Reproduce every entry exactly and leave its pictures out.

● ● ● ● ●

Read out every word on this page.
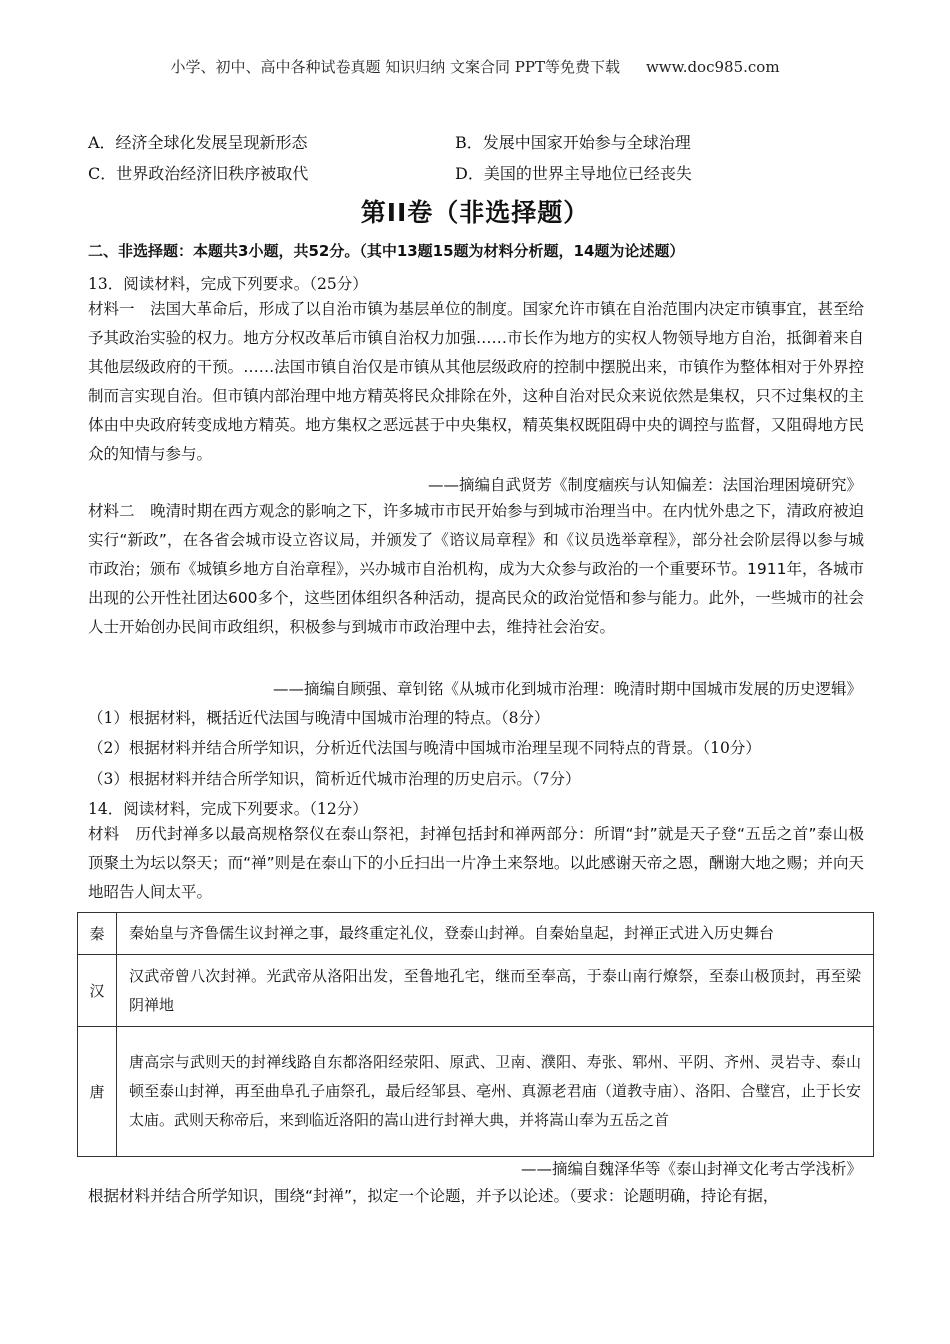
小学、初中、高中各种试卷真题 知识归纳 文案合同 PPT等免费下载 www.doc985.com
A．经济全球化发展呈现新形态	B．发展中国家开始参与全球治理
C．世界政治经济旧秩序被取代	D．美国的世界主导地位已经丧失
第II卷（非选择题）
二、非选择题：本题共3小题，共52分。（其中13题15题为材料分析题，14题为论述题）
13．阅读材料，完成下列要求。（25分）
材料一　法国大革命后，形成了以自治市镇为基层单位的制度。国家允许市镇在自治范围内决定市镇事宜，甚至给予其政治实验的权力。地方分权改革后市镇自治权力加强……市长作为地方的实权人物领导地方自治，抵御着来自其他层级政府的干预。……法国市镇自治仅是市镇从其他层级政府的控制中摆脱出来，市镇作为整体相对于外界控制而言实现自治。但市镇内部治理中地方精英将民众排除在外，这种自治对民众来说依然是集权，只不过集权的主体由中央政府转变成地方精英。地方集权之恶远甚于中央集权，精英集权既阻碍中央的调控与监督，又阻碍地方民众的知情与参与。
——摘编自武贤芳《制度痼疾与认知偏差：法国治理困境研究》
材料二　晚清时期在西方观念的影响之下，许多城市市民开始参与到城市治理当中。在内忧外患之下，清政府被迫实行“新政”，在各省会城市设立咨议局，并颁发了《谘议局章程》和《议员选举章程》，部分社会阶层得以参与城市政治；颁布《城镇乡地方自治章程》，兴办城市自治机构，成为大众参与政治的一个重要环节。1911年，各城市出现的公开性社团达600多个，这些团体组织各种活动，提高民众的政治觉悟和参与能力。此外，一些城市的社会人士开始创办民间市政组织，积极参与到城市市政治理中去，维持社会治安。
——摘编自顾强、章钊铭《从城市化到城市治理：晚清时期中国城市发展的历史逻辑》
（1）根据材料，概括近代法国与晚清中国城市治理的特点。（8分）
（2）根据材料并结合所学知识，分析近代法国与晚清中国城市治理呈现不同特点的背景。（10分）
（3）根据材料并结合所学知识，简析近代城市治理的历史启示。（7分）
14．阅读材料，完成下列要求。（12分）
材料　历代封禅多以最高规格祭仪在泰山祭祀，封禅包括封和禅两部分：所谓“封”就是天子登“五岳之首”泰山极顶聚土为坛以祭天；而“禅”则是在泰山下的小丘扫出一片净土来祭地。以此感谢天帝之恩，酬谢大地之赐；并向天地昭告人间太平。
秦	秦始皇与齐鲁儒生议封禅之事，最终重定礼仪，登泰山封禅。自秦始皇起，封禅正式进入历史舞台
汉	汉武帝曾八次封禅。光武帝从洛阳出发，至鲁地孔宅，继而至奉高，于泰山南行燎祭，至泰山极顶封，再至梁阴禅地
唐	唐高宗与武则天的封禅线路自东都洛阳经荥阳、原武、卫南、濮阳、寿张、郓州、平阴、齐州、灵岩寺、泰山顿至泰山封禅，再至曲阜孔子庙祭孔，最后经邹县、亳州、真源老君庙（道教寺庙）、洛阳、合璧宫，止于长安太庙。武则天称帝后，来到临近洛阳的嵩山进行封禅大典，并将嵩山奉为五岳之首
——摘编自魏泽华等《泰山封禅文化考古学浅析》
根据材料并结合所学知识，围绕“封禅”，拟定一个论题，并予以论述。（要求：论题明确，持论有据，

● ● ● ● ●

_Output of the task_.
Read out every word on this page.
小学、初中、高中各种试卷真题 知识归纳 文案合同 PPT等免费下载 www.doc985.com
A．经济全球化发展呈现新形态	B．发展中国家开始参与全球治理
C．世界政治经济旧秩序被取代	D．美国的世界主导地位已经丧失
第II卷（非选择题）
二、非选择题：本题共3小题，共52分。（其中13题15题为材料分析题，14题为论述题）
13．阅读材料，完成下列要求。（25分）
材料一　法国大革命后，形成了以自治市镇为基层单位的制度。国家允许市镇在自治范围内决定市镇事宜，甚至给予其政治实验的权力。地方分权改革后市镇自治权力加强……市长作为地方的实权人物领导地方自治，抵御着来自其他层级政府的干预。……法国市镇自治仅是市镇从其他层级政府的控制中摆脱出来，市镇作为整体相对于外界控制而言实现自治。但市镇内部治理中地方精英将民众排除在外，这种自治对民众来说依然是集权，只不过集权的主体由中央政府转变成地方精英。地方集权之恶远甚于中央集权，精英集权既阻碍中央的调控与监督，又阻碍地方民众的知情与参与。
——摘编自武贤芳《制度痼疾与认知偏差：法国治理困境研究》
材料二　晚清时期在西方观念的影响之下，许多城市市民开始参与到城市治理当中。在内忧外患之下，清政府被迫实行“新政”，在各省会城市设立咨议局，并颁发了《谘议局章程》和《议员选举章程》，部分社会阶层得以参与城市政治；颁布《城镇乡地方自治章程》，兴办城市自治机构，成为大众参与政治的一个重要环节。1911年，各城市出现的公开性社团达600多个，这些团体组织各种活动，提高民众的政治觉悟和参与能力。此外，一些城市的社会人士开始创办民间市政组织，积极参与到城市市政治理中去，维持社会治安。
——摘编自顾强、章钊铭《从城市化到城市治理：晚清时期中国城市发展的历史逻辑》
（1）根据材料，概括近代法国与晚清中国城市治理的特点。（8分）
（2）根据材料并结合所学知识，分析近代法国与晚清中国城市治理呈现不同特点的背景。（10分）
（3）根据材料并结合所学知识，简析近代城市治理的历史启示。（7分）
14．阅读材料，完成下列要求。（12分）
材料　历代封禅多以最高规格祭仪在泰山祭祀，封禅包括封和禅两部分：所谓“封”就是天子登“五岳之首”泰山极顶聚土为坛以祭天；而“禅”则是在泰山下的小丘扫出一片净土来祭地。以此感谢天帝之恩，酬谢大地之赐；并向天地昭告人间太平。
秦	秦始皇与齐鲁儒生议封禅之事，最终重定礼仪，登泰山封禅。自秦始皇起，封禅正式进入历史舞台
汉	汉武帝曾八次封禅。光武帝从洛阳出发，至鲁地孔宅，继而至奉高，于泰山南行燎祭，至泰山极顶封，再至梁阴禅地
唐	唐高宗与武则天的封禅线路自东都洛阳经荥阳、原武、卫南、濮阳、寿张、郓州、平阴、齐州、灵岩寺、泰山顿至泰山封禅，再至曲阜孔子庙祭孔，最后经邹县、亳州、真源老君庙（道教寺庙）、洛阳、合璧宫，止于长安太庙。武则天称帝后，来到临近洛阳的嵩山进行封禅大典，并将嵩山奉为五岳之首
——摘编自魏泽华等《泰山封禅文化考古学浅析》
根据材料并结合所学知识，围绕“封禅”，拟定一个论题，并予以论述。（要求：论题明确，持论有据，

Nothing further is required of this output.